■ Given instruction ■
Reproduce each record below exactly as written.

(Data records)
================================
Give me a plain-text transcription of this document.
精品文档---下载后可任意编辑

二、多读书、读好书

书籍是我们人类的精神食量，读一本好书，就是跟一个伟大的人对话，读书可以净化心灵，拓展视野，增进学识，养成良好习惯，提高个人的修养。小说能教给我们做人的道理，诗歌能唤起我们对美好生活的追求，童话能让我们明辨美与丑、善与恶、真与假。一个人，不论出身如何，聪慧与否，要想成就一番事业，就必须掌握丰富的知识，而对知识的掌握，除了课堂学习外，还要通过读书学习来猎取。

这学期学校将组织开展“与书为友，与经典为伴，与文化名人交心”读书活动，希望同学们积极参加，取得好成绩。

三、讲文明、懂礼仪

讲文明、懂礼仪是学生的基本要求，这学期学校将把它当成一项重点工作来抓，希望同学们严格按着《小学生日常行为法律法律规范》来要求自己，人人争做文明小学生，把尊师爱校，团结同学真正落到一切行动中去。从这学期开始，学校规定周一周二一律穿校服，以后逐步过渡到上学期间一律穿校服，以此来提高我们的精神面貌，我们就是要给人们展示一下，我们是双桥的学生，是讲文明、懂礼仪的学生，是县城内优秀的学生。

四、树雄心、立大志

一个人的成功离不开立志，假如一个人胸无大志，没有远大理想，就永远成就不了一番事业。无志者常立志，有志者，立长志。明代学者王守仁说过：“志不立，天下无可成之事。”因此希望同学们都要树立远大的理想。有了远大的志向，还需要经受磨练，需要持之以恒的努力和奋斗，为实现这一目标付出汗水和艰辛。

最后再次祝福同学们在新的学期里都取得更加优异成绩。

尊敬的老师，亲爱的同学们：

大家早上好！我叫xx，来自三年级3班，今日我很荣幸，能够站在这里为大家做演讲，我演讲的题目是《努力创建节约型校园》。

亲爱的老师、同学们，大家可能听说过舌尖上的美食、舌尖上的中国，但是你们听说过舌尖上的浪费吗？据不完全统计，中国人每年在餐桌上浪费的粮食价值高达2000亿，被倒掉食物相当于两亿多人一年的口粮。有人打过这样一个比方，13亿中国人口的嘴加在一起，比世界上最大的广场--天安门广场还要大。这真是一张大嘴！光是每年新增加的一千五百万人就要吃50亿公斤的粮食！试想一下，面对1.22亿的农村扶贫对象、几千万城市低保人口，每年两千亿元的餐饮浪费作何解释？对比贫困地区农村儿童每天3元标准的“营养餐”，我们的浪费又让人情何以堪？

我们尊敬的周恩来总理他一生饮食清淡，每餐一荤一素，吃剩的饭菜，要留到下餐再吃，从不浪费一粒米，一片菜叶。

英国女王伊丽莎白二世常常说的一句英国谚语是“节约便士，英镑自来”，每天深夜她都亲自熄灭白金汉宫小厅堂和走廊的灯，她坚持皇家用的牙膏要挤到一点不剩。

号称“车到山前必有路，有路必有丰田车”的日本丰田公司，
================================
■ Result of this task ■
Give me a plain-text transcription of this document.
精品文档---下载后可任意编辑

二、多读书、读好书

书籍是我们人类的精神食量，读一本好书，就是跟一个伟大的人对话，读书可以净化心灵，拓展视野，增进学识，养成良好习惯，提高个人的修养。小说能教给我们做人的道理，诗歌能唤起我们对美好生活的追求，童话能让我们明辨美与丑、善与恶、真与假。一个人，不论出身如何，聪慧与否，要想成就一番事业，就必须掌握丰富的知识，而对知识的掌握，除了课堂学习外，还要通过读书学习来猎取。

这学期学校将组织开展“与书为友，与经典为伴，与文化名人交心”读书活动，希望同学们积极参加，取得好成绩。

三、讲文明、懂礼仪

讲文明、懂礼仪是学生的基本要求，这学期学校将把它当成一项重点工作来抓，希望同学们严格按着《小学生日常行为法律法律规范》来要求自己，人人争做文明小学生，把尊师爱校，团结同学真正落到一切行动中去。从这学期开始，学校规定周一周二一律穿校服，以后逐步过渡到上学期间一律穿校服，以此来提高我们的精神面貌，我们就是要给人们展示一下，我们是双桥的学生，是讲文明、懂礼仪的学生，是县城内优秀的学生。

四、树雄心、立大志

一个人的成功离不开立志，假如一个人胸无大志，没有远大理想，就永远成就不了一番事业。无志者常立志，有志者，立长志。明代学者王守仁说过：“志不立，天下无可成之事。”因此希望同学们都要树立远大的理想。有了远大的志向，还需要经受磨练，需要持之以恒的努力和奋斗，为实现这一目标付出汗水和艰辛。

最后再次祝福同学们在新的学期里都取得更加优异成绩。

尊敬的老师，亲爱的同学们：

大家早上好！我叫xx，来自三年级3班，今日我很荣幸，能够站在这里为大家做演讲，我演讲的题目是《努力创建节约型校园》。

亲爱的老师、同学们，大家可能听说过舌尖上的美食、舌尖上的中国，但是你们听说过舌尖上的浪费吗？据不完全统计，中国人每年在餐桌上浪费的粮食价值高达2000亿，被倒掉食物相当于两亿多人一年的口粮。有人打过这样一个比方，13亿中国人口的嘴加在一起，比世界上最大的广场--天安门广场还要大。这真是一张大嘴！光是每年新增加的一千五百万人就要吃50亿公斤的粮食！试想一下，面对1.22亿的农村扶贫对象、几千万城市低保人口，每年两千亿元的餐饮浪费作何解释？对比贫困地区农村儿童每天3元标准的“营养餐”，我们的浪费又让人情何以堪？

我们尊敬的周恩来总理他一生饮食清淡，每餐一荤一素，吃剩的饭菜，要留到下餐再吃，从不浪费一粒米，一片菜叶。

英国女王伊丽莎白二世常常说的一句英国谚语是“节约便士，英镑自来”，每天深夜她都亲自熄灭白金汉宫小厅堂和走廊的灯，她坚持皇家用的牙膏要挤到一点不剩。

号称“车到山前必有路，有路必有丰田车”的日本丰田公司，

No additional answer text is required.